#### [Task brief]
Set down the material below in full, matching it exactly.

***

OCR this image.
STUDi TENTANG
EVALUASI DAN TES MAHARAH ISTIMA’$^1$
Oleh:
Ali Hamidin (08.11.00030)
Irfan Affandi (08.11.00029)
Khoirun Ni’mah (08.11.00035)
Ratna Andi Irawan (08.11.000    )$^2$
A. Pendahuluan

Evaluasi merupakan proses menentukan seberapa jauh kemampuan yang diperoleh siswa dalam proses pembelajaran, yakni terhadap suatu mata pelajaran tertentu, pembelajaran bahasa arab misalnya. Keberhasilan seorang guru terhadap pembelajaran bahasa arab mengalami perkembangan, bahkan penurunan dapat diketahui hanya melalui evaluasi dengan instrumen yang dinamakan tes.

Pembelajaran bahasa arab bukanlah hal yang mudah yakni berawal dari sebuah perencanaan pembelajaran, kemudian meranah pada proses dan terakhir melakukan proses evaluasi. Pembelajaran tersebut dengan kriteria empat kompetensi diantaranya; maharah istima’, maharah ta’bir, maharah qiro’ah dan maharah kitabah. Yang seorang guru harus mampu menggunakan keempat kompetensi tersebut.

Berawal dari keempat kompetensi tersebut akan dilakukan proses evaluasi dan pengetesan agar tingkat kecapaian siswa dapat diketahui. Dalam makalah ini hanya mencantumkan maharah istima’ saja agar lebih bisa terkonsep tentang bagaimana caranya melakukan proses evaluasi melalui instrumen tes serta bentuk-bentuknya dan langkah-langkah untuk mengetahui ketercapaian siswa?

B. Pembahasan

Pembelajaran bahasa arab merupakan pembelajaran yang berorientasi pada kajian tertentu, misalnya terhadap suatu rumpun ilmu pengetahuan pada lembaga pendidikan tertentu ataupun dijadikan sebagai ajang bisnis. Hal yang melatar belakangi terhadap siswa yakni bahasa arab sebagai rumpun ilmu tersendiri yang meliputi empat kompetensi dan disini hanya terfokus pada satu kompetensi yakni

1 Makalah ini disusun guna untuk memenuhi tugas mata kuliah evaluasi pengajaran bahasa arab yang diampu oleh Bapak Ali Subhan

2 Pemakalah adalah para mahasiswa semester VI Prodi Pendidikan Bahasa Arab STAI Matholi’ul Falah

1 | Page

***

#### [Answer]
OCR this image.
STUDi TENTANG
EVALUASI DAN TES MAHARAH ISTIMA’$^1$
Oleh:
Ali Hamidin (08.11.00030)
Irfan Affandi (08.11.00029)
Khoirun Ni’mah (08.11.00035)
Ratna Andi Irawan (08.11.000    )$^2$
A. Pendahuluan

Evaluasi merupakan proses menentukan seberapa jauh kemampuan yang diperoleh siswa dalam proses pembelajaran, yakni terhadap suatu mata pelajaran tertentu, pembelajaran bahasa arab misalnya. Keberhasilan seorang guru terhadap pembelajaran bahasa arab mengalami perkembangan, bahkan penurunan dapat diketahui hanya melalui evaluasi dengan instrumen yang dinamakan tes.

Pembelajaran bahasa arab bukanlah hal yang mudah yakni berawal dari sebuah perencanaan pembelajaran, kemudian meranah pada proses dan terakhir melakukan proses evaluasi. Pembelajaran tersebut dengan kriteria empat kompetensi diantaranya; maharah istima’, maharah ta’bir, maharah qiro’ah dan maharah kitabah. Yang seorang guru harus mampu menggunakan keempat kompetensi tersebut.

Berawal dari keempat kompetensi tersebut akan dilakukan proses evaluasi dan pengetesan agar tingkat kecapaian siswa dapat diketahui. Dalam makalah ini hanya mencantumkan maharah istima’ saja agar lebih bisa terkonsep tentang bagaimana caranya melakukan proses evaluasi melalui instrumen tes serta bentuk-bentuknya dan langkah-langkah untuk mengetahui ketercapaian siswa?

B. Pembahasan

Pembelajaran bahasa arab merupakan pembelajaran yang berorientasi pada kajian tertentu, misalnya terhadap suatu rumpun ilmu pengetahuan pada lembaga pendidikan tertentu ataupun dijadikan sebagai ajang bisnis. Hal yang melatar belakangi terhadap siswa yakni bahasa arab sebagai rumpun ilmu tersendiri yang meliputi empat kompetensi dan disini hanya terfokus pada satu kompetensi yakni

1 Makalah ini disusun guna untuk memenuhi tugas mata kuliah evaluasi pengajaran bahasa arab yang diampu oleh Bapak Ali Subhan

2 Pemakalah adalah para mahasiswa semester VI Prodi Pendidikan Bahasa Arab STAI Matholi’ul Falah

1 | Page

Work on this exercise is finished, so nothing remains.